What to work on: Print all of the entries exactly, minus the pictures.

Record set:
+===+

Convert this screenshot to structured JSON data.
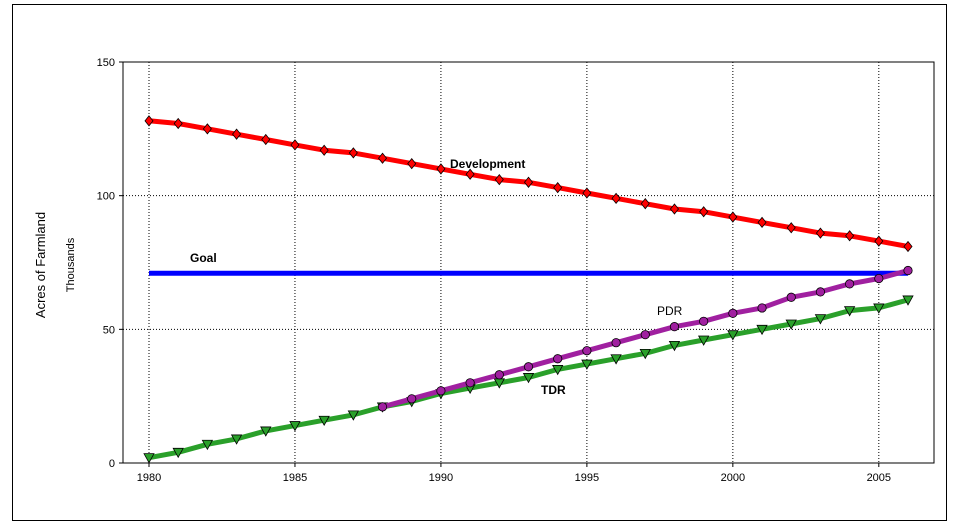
{
  "chart_data": {
    "type": "line",
    "ylabel": "Acres of Farmland",
    "yunit": "Thousands",
    "xlim": [
      1980,
      2006
    ],
    "ylim": [
      0,
      150
    ],
    "xticks": [
      "1980",
      "1985",
      "1990",
      "1995",
      "2000",
      "2005"
    ],
    "yticks": [
      "0",
      "50",
      "100",
      "150"
    ],
    "grid": true,
    "annotations": {
      "development": "Development",
      "goal": "Goal",
      "pdr": "PDR",
      "tdr": "TDR"
    },
    "series": [
      {
        "name": "Development",
        "color": "#ff0000",
        "marker": "diamond",
        "x": [
          1980,
          1981,
          1982,
          1983,
          1984,
          1985,
          1986,
          1987,
          1988,
          1989,
          1990,
          1991,
          1992,
          1993,
          1994,
          1995,
          1996,
          1997,
          1998,
          1999,
          2000,
          2001,
          2002,
          2003,
          2004,
          2005,
          2006
        ],
        "values": [
          128,
          127,
          125,
          123,
          121,
          119,
          117,
          116,
          114,
          112,
          110,
          108,
          106,
          105,
          103,
          101,
          99,
          97,
          95,
          94,
          92,
          90,
          88,
          86,
          85,
          83,
          81
        ]
      },
      {
        "name": "Goal",
        "color": "#0000ff",
        "marker": "none",
        "x": [
          1980,
          2006
        ],
        "values": [
          71,
          71
        ]
      },
      {
        "name": "PDR",
        "color": "#a020a0",
        "marker": "circle",
        "x": [
          1988,
          1989,
          1990,
          1991,
          1992,
          1993,
          1994,
          1995,
          1996,
          1997,
          1998,
          1999,
          2000,
          2001,
          2002,
          2003,
          2004,
          2005,
          2006
        ],
        "values": [
          21,
          24,
          27,
          30,
          33,
          36,
          39,
          42,
          45,
          48,
          51,
          53,
          56,
          58,
          62,
          64,
          67,
          69,
          72
        ]
      },
      {
        "name": "TDR",
        "color": "#2aa02a",
        "marker": "triangle-down",
        "x": [
          1980,
          1981,
          1982,
          1983,
          1984,
          1985,
          1986,
          1987,
          1988,
          1989,
          1990,
          1991,
          1992,
          1993,
          1994,
          1995,
          1996,
          1997,
          1998,
          1999,
          2000,
          2001,
          2002,
          2003,
          2004,
          2005,
          2006
        ],
        "values": [
          2,
          4,
          7,
          9,
          12,
          14,
          16,
          18,
          21,
          23,
          26,
          28,
          30,
          32,
          35,
          37,
          39,
          41,
          44,
          46,
          48,
          50,
          52,
          54,
          57,
          58,
          61
        ]
      }
    ]
  }
}
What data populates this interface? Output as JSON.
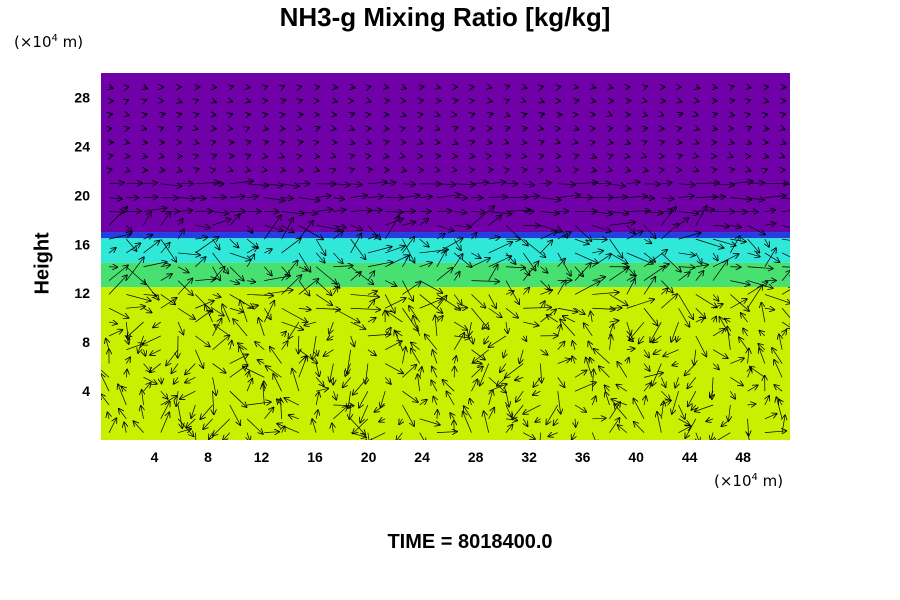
{
  "chart_data": {
    "type": "heatmap",
    "title": "NH3-g Mixing Ratio [kg/kg]",
    "ylabel": "Height",
    "x_unit_prefix": "(×10",
    "x_unit_exp": "4",
    "x_unit_suffix": " m)",
    "y_unit_prefix": "(×10",
    "y_unit_exp": "4",
    "y_unit_suffix": " m)",
    "xlim": [
      0,
      51.5
    ],
    "ylim": [
      0,
      30
    ],
    "x_ticks": [
      4,
      8,
      12,
      16,
      20,
      24,
      28,
      32,
      36,
      40,
      44,
      48
    ],
    "y_ticks": [
      4,
      8,
      12,
      16,
      20,
      24,
      28
    ],
    "layers": [
      {
        "from": 0,
        "to": 12.5,
        "color": "#c8f000"
      },
      {
        "from": 12.5,
        "to": 14.5,
        "color": "#48e070"
      },
      {
        "from": 14.5,
        "to": 16.5,
        "color": "#30e8d8"
      },
      {
        "from": 16.5,
        "to": 17.0,
        "color": "#2040e0"
      },
      {
        "from": 17.0,
        "to": 30,
        "color": "#7000a8"
      }
    ],
    "overlay": "velocity vectors",
    "footer": "TIME = 8018400.0"
  }
}
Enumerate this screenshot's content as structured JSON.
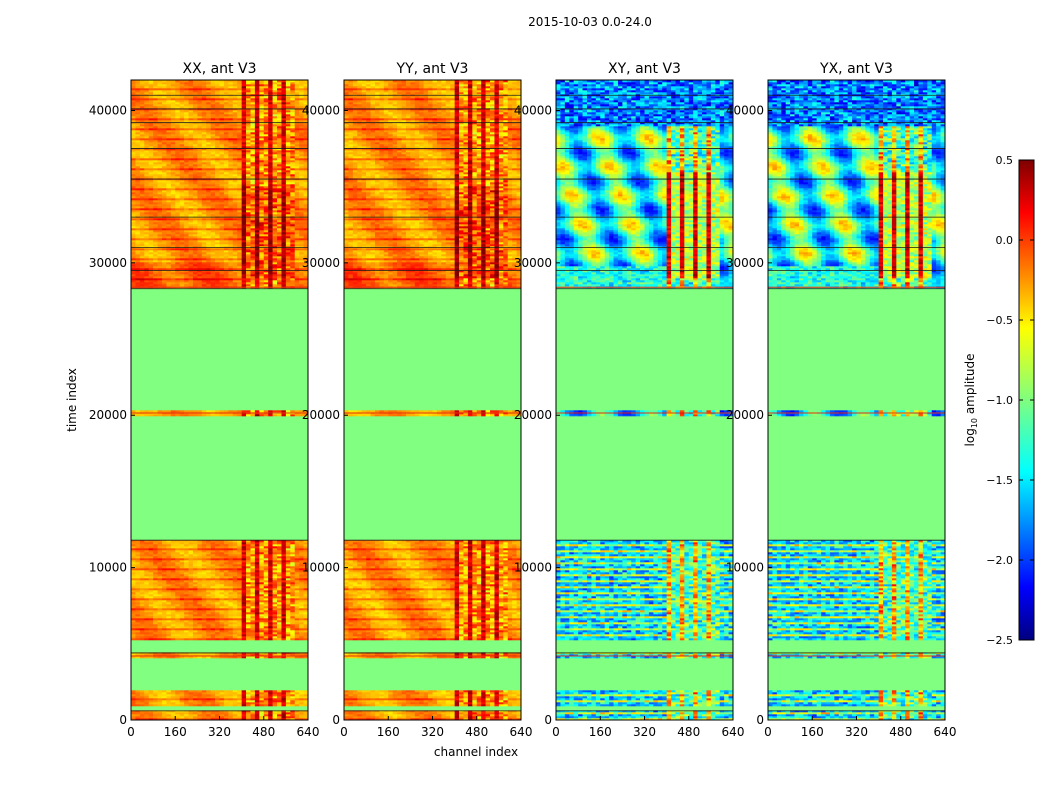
{
  "figure": {
    "suptitle": "2015-10-03 0.0-24.0",
    "ylabel": "time index",
    "xlabel": "channel index"
  },
  "chart_data": [
    {
      "type": "heatmap",
      "title": "XX, ant V3",
      "xlim": [
        0,
        640
      ],
      "ylim": [
        0,
        42000
      ],
      "xticks": [
        "0",
        "160",
        "320",
        "480",
        "640"
      ],
      "yticks": [
        "0",
        "10000",
        "20000",
        "30000",
        "40000"
      ]
    },
    {
      "type": "heatmap",
      "title": "YY, ant V3",
      "xlim": [
        0,
        640
      ],
      "ylim": [
        0,
        42000
      ],
      "xticks": [
        "0",
        "160",
        "320",
        "480",
        "640"
      ],
      "yticks": [
        "0",
        "10000",
        "20000",
        "30000",
        "40000"
      ]
    },
    {
      "type": "heatmap",
      "title": "XY, ant V3",
      "xlim": [
        0,
        640
      ],
      "ylim": [
        0,
        42000
      ],
      "xticks": [
        "0",
        "160",
        "320",
        "480",
        "640"
      ],
      "yticks": [
        "0",
        "10000",
        "20000",
        "30000",
        "40000"
      ]
    },
    {
      "type": "heatmap",
      "title": "YX, ant V3",
      "xlim": [
        0,
        640
      ],
      "ylim": [
        0,
        42000
      ],
      "xticks": [
        "0",
        "160",
        "320",
        "480",
        "640"
      ],
      "yticks": [
        "0",
        "10000",
        "20000",
        "30000",
        "40000"
      ]
    }
  ],
  "colorbar": {
    "label_main": "log",
    "label_sub": "10",
    "label_tail": " amplitude",
    "range": [
      -2.5,
      0.5
    ],
    "ticks": [
      "0.5",
      "0.0",
      "−0.5",
      "−1.0",
      "−1.5",
      "−2.0",
      "−2.5"
    ],
    "colormap": "jet"
  }
}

+===+

Final result:
Convert this screenshot to structured JSON data.
{
  "chart_data": {
    "type": "line",
    "ylabel": "Acres of Farmland",
    "yunit": "Thousands",
    "xlim": [
      1980,
      2006
    ],
    "ylim": [
      0,
      150
    ],
    "xticks": [
      "1980",
      "1985",
      "1990",
      "1995",
      "2000",
      "2005"
    ],
    "yticks": [
      "0",
      "50",
      "100",
      "150"
    ],
    "grid": true,
    "annotations": {
      "development": "Development",
      "goal": "Goal",
      "pdr": "PDR",
      "tdr": "TDR"
    },
    "series": [
      {
        "name": "Development",
        "color": "#ff0000",
        "marker": "diamond",
        "x": [
          1980,
          1981,
          1982,
          1983,
          1984,
          1985,
          1986,
          1987,
          1988,
          1989,
          1990,
          1991,
          1992,
          1993,
          1994,
          1995,
          1996,
          1997,
          1998,
          1999,
          2000,
          2001,
          2002,
          2003,
          2004,
          2005,
          2006
        ],
        "values": [
          128,
          127,
          125,
          123,
          121,
          119,
          117,
          116,
          114,
          112,
          110,
          108,
          106,
          105,
          103,
          101,
          99,
          97,
          95,
          94,
          92,
          90,
          88,
          86,
          85,
          83,
          81
        ]
      },
      {
        "name": "Goal",
        "color": "#0000ff",
        "marker": "none",
        "x": [
          1980,
          2006
        ],
        "values": [
          71,
          71
        ]
      },
      {
        "name": "PDR",
        "color": "#a020a0",
        "marker": "circle",
        "x": [
          1988,
          1989,
          1990,
          1991,
          1992,
          1993,
          1994,
          1995,
          1996,
          1997,
          1998,
          1999,
          2000,
          2001,
          2002,
          2003,
          2004,
          2005,
          2006
        ],
        "values": [
          21,
          24,
          27,
          30,
          33,
          36,
          39,
          42,
          45,
          48,
          51,
          53,
          56,
          58,
          62,
          64,
          67,
          69,
          72
        ]
      },
      {
        "name": "TDR",
        "color": "#2aa02a",
        "marker": "triangle-down",
        "x": [
          1980,
          1981,
          1982,
          1983,
          1984,
          1985,
          1986,
          1987,
          1988,
          1989,
          1990,
          1991,
          1992,
          1993,
          1994,
          1995,
          1996,
          1997,
          1998,
          1999,
          2000,
          2001,
          2002,
          2003,
          2004,
          2005,
          2006
        ],
        "values": [
          2,
          4,
          7,
          9,
          12,
          14,
          16,
          18,
          21,
          23,
          26,
          28,
          30,
          32,
          35,
          37,
          39,
          41,
          44,
          46,
          48,
          50,
          52,
          54,
          57,
          58,
          61
        ]
      }
    ]
  }
}
What data populates this interface? Output as JSON.
{
  "chart_data": {
    "type": "heatmap",
    "title": "NH3-g Mixing Ratio [kg/kg]",
    "ylabel": "Height",
    "x_unit_prefix": "(×10",
    "x_unit_exp": "4",
    "x_unit_suffix": " m)",
    "y_unit_prefix": "(×10",
    "y_unit_exp": "4",
    "y_unit_suffix": " m)",
    "xlim": [
      0,
      51.5
    ],
    "ylim": [
      0,
      30
    ],
    "x_ticks": [
      4,
      8,
      12,
      16,
      20,
      24,
      28,
      32,
      36,
      40,
      44,
      48
    ],
    "y_ticks": [
      4,
      8,
      12,
      16,
      20,
      24,
      28
    ],
    "layers": [
      {
        "from": 0,
        "to": 12.5,
        "color": "#c8f000"
      },
      {
        "from": 12.5,
        "to": 14.5,
        "color": "#48e070"
      },
      {
        "from": 14.5,
        "to": 16.5,
        "color": "#30e8d8"
      },
      {
        "from": 16.5,
        "to": 17.0,
        "color": "#2040e0"
      },
      {
        "from": 17.0,
        "to": 30,
        "color": "#7000a8"
      }
    ],
    "overlay": "velocity vectors",
    "footer": "TIME = 8018400.0"
  }
}
Enumerate this screenshot's content as structured JSON.
{
  "figure": {
    "suptitle": "2015-10-03 0.0-24.0",
    "ylabel": "time index",
    "xlabel": "channel index"
  },
  "chart_data": [
    {
      "type": "heatmap",
      "title": "XX, ant V3",
      "xlim": [
        0,
        640
      ],
      "ylim": [
        0,
        42000
      ],
      "xticks": [
        "0",
        "160",
        "320",
        "480",
        "640"
      ],
      "yticks": [
        "0",
        "10000",
        "20000",
        "30000",
        "40000"
      ]
    },
    {
      "type": "heatmap",
      "title": "YY, ant V3",
      "xlim": [
        0,
        640
      ],
      "ylim": [
        0,
        42000
      ],
      "xticks": [
        "0",
        "160",
        "320",
        "480",
        "640"
      ],
      "yticks": [
        "0",
        "10000",
        "20000",
        "30000",
        "40000"
      ]
    },
    {
      "type": "heatmap",
      "title": "XY, ant V3",
      "xlim": [
        0,
        640
      ],
      "ylim": [
        0,
        42000
      ],
      "xticks": [
        "0",
        "160",
        "320",
        "480",
        "640"
      ],
      "yticks": [
        "0",
        "10000",
        "20000",
        "30000",
        "40000"
      ]
    },
    {
      "type": "heatmap",
      "title": "YX, ant V3",
      "xlim": [
        0,
        640
      ],
      "ylim": [
        0,
        42000
      ],
      "xticks": [
        "0",
        "160",
        "320",
        "480",
        "640"
      ],
      "yticks": [
        "0",
        "10000",
        "20000",
        "30000",
        "40000"
      ]
    }
  ],
  "colorbar": {
    "label_main": "log",
    "label_sub": "10",
    "label_tail": " amplitude",
    "range": [
      -2.5,
      0.5
    ],
    "ticks": [
      "0.5",
      "0.0",
      "−0.5",
      "−1.0",
      "−1.5",
      "−2.0",
      "−2.5"
    ],
    "colormap": "jet"
  }
}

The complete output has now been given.